▶ GIVEN TASK 1:
Decide whether each statement agrees with the data wrangling page below: (a) The stringr package is loaded for str_to_lower(). (b) The penguins dataset comes from the janitor package. (c) The cited reference is dated 2020. For each, answer yes or no and quote the deciding words of the text.

▶ TEXT PASSAGE:
%%
Portfolio Data Wrangling in R
Data Wrangling in R
A series of functions that could be useful when preparing your dataset for analysis.
library(stringr) # str_to_lower()
library(janitor) # clean_names()
library(palmerpenguins) # penguins
library(sjmisc) # move_columns
library(tidyverse)
Data Wrangling Tips in R
Let’s use a dataset called penguins in the palmerpenguins package (Reference:
Horst AM, Hill AP, & Gorman KB, 2020)
Read in and view data
data("penguins")
%%
▶ ENTRIES:
%%
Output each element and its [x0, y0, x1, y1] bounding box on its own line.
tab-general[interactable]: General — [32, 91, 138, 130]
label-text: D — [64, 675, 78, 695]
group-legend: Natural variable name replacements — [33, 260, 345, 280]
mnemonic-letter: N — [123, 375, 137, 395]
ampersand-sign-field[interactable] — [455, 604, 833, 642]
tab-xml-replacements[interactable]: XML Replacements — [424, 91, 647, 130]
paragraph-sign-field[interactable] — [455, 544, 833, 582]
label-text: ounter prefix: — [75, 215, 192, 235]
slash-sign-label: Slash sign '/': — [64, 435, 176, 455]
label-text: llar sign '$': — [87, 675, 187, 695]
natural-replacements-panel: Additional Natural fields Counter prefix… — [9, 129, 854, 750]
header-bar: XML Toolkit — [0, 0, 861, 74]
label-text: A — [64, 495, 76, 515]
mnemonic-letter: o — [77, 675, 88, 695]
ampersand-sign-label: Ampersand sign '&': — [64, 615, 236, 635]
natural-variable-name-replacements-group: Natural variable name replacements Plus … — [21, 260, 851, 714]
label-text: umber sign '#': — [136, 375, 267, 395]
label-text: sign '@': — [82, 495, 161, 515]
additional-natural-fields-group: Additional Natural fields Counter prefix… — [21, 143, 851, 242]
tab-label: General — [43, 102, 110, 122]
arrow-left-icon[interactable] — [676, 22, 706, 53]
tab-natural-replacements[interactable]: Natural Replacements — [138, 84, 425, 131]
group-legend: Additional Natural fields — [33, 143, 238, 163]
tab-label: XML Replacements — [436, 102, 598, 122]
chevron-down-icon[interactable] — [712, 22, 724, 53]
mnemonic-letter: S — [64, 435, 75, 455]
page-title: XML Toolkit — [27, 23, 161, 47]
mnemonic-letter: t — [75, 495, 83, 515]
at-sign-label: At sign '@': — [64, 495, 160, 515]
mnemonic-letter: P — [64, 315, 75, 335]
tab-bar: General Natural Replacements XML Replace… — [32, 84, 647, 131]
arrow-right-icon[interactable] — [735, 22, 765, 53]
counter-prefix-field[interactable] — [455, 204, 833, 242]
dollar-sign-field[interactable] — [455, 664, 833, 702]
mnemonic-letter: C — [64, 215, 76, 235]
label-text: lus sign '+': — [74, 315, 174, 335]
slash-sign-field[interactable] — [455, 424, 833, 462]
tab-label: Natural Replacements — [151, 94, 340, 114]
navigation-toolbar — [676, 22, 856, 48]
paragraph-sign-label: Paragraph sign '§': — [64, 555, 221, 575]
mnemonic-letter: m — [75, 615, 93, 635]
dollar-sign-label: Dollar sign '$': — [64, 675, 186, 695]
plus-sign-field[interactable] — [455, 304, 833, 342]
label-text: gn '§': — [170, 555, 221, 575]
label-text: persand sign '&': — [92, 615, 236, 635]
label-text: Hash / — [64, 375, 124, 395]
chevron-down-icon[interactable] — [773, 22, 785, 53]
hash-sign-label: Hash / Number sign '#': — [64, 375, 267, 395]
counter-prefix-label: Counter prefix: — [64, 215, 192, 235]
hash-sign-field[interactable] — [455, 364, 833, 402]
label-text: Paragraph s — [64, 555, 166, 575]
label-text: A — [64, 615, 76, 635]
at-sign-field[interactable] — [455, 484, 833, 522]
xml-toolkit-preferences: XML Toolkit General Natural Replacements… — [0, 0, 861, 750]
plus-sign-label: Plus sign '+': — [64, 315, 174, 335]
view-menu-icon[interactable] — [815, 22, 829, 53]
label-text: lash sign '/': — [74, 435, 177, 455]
%%
▶ GIVEN TASK 2:
In the records, from the first line through the line containing "group-legend: Natural variable", rename "label-text" to "caption-text" and give back only those lines, otherwise unchanged.

▶ EXERCISE ANSWER 1:
(a) Yes: "library(stringr) # str_to_lower()"
(b) No: "a dataset called penguins in the palmerpenguins package"
(c) Yes: "Horst AM, Hill AP, & Gorman KB, 2020)"

▶ EXERCISE ANSWER 2:
Output each element and its [x0, y0, x1, y1] bounding box on its own line.
tab-general[interactable]: General — [32, 91, 138, 130]
caption-text: D — [64, 675, 78, 695]
group-legend: Natural variable name replacements — [33, 260, 345, 280]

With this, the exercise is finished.